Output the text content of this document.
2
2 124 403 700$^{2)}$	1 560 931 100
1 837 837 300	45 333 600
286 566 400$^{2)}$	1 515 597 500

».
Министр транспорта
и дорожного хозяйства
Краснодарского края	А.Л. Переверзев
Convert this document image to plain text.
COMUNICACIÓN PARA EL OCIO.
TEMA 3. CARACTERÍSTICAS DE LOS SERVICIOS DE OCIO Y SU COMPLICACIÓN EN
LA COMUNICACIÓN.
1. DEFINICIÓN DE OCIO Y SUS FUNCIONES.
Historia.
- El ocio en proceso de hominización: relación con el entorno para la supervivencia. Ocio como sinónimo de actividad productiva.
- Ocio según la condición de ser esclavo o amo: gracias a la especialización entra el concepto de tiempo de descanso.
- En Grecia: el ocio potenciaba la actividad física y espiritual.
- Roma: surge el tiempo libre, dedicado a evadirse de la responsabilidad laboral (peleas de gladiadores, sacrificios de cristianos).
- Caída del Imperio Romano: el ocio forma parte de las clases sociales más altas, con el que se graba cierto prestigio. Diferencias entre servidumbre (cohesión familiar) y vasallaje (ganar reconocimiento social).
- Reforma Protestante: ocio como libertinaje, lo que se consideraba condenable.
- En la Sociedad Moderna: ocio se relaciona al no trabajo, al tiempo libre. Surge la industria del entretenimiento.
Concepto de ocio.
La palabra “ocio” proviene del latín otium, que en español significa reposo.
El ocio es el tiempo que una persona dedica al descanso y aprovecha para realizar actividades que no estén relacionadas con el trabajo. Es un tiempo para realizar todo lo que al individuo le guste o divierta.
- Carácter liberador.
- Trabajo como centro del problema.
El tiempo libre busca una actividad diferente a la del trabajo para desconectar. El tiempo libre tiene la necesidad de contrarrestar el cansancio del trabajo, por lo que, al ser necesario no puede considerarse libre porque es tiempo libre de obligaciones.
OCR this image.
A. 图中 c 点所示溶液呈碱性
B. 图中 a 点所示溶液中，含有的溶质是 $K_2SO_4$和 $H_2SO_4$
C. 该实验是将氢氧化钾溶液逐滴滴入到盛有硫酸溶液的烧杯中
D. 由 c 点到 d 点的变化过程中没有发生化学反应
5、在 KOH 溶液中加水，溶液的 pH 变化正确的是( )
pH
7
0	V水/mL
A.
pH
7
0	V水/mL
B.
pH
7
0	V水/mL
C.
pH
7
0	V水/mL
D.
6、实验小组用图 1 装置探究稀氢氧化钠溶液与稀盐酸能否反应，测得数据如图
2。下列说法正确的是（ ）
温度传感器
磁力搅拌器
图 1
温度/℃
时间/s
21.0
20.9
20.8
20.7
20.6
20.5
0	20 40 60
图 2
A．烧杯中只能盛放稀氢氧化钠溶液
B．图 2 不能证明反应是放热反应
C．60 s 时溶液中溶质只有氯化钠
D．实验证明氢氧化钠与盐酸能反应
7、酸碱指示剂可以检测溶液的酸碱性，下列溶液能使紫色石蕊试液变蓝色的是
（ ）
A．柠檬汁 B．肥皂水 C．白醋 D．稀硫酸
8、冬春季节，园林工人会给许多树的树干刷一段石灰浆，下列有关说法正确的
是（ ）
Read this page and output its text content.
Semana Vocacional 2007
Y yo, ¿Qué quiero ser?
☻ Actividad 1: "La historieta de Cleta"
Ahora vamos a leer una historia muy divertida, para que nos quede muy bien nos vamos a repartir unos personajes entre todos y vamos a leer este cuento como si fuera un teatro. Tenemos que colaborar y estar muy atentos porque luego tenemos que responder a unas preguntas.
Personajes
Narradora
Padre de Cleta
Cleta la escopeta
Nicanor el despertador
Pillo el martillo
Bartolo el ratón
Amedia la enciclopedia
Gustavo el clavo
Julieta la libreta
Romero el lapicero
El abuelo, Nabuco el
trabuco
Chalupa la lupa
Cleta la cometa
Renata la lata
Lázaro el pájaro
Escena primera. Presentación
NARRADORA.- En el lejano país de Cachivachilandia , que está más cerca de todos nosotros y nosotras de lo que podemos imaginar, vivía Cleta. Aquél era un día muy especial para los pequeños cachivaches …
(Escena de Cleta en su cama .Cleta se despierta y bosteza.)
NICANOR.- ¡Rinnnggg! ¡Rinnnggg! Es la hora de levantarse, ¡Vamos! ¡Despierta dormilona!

PROBLEM TO WORK ON. Go through the listing above and locate each line that holds the word "Escena". Copy those lines.

FINAL RESULT.
Escena primera. Presentación
(Escena de Cleta en su cama .Cleta se despierta y bosteza.)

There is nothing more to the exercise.